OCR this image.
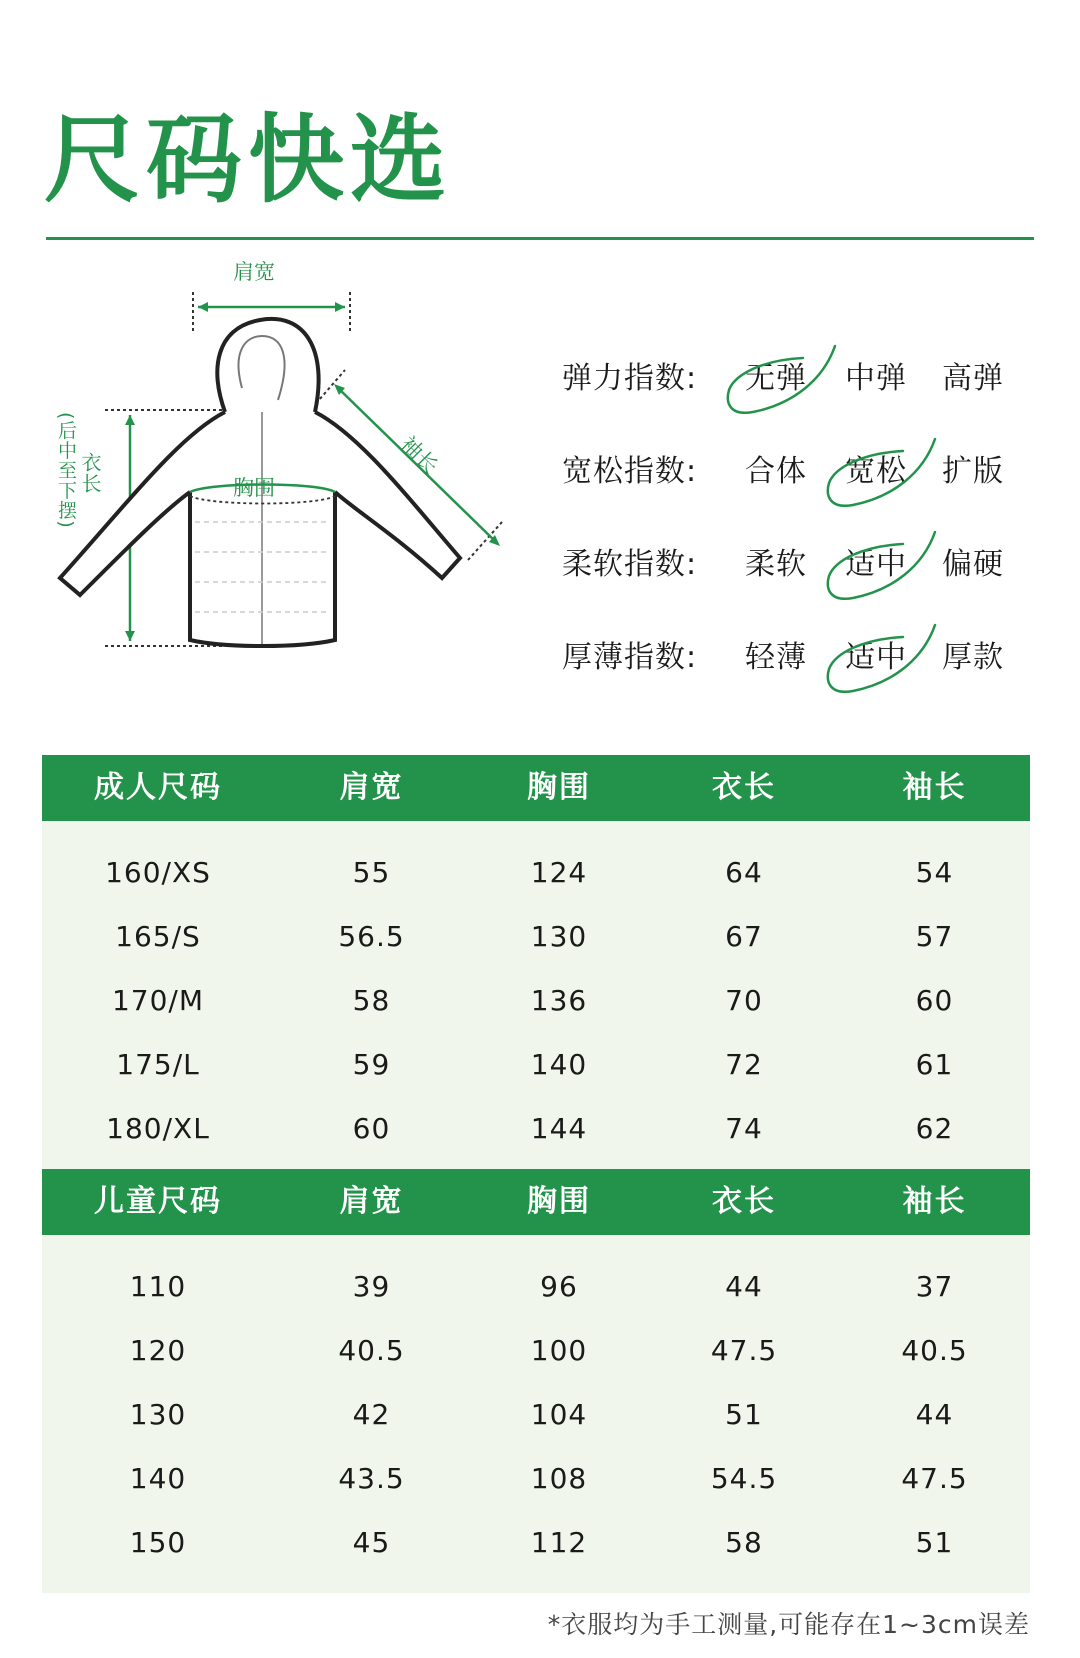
尺码快选
肩宽
胸围
袖长
衣长
(后中至下摆)
弹力指数: 无弹	中弹	高弹
宽松指数: 合体	宽松	扩版
柔软指数: 柔软	适中	偏硬
厚薄指数: 轻薄	适中	厚款
成人尺码	肩宽	胸围	衣长	袖长
160/XS	55	124	64	54
165/S	56.5	130	67	57
170/M	58	136	70	60
175/L	59	140	72	61
180/XL	60	144	74	62
儿童尺码	肩宽	胸围	衣长	袖长
110	39	96	44	37
120	40.5	100	47.5	40.5
130	42	104	51	44
140	43.5	108	54.5	47.5
150	45	112	58	51
*衣服均为手工测量,可能存在1~3cm误差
————
**GIVEN REQUEST:** Transcribe the entries above verbatim, omitting their pictures.

**SOLUTION TO THIS EXERCISE:**
OCR this image.
尺码快选
肩宽
胸围
袖长
衣长
(后中至下摆)
弹力指数: 无弹	中弹	高弹
宽松指数: 合体	宽松	扩版
柔软指数: 柔软	适中	偏硬
厚薄指数: 轻薄	适中	厚款
成人尺码	肩宽	胸围	衣长	袖长
160/XS	55	124	64	54
165/S	56.5	130	67	57
170/M	58	136	70	60
175/L	59	140	72	61
180/XL	60	144	74	62
儿童尺码	肩宽	胸围	衣长	袖长
110	39	96	44	37
120	40.5	100	47.5	40.5
130	42	104	51	44
140	43.5	108	54.5	47.5
150	45	112	58	51
*衣服均为手工测量,可能存在1~3cm误差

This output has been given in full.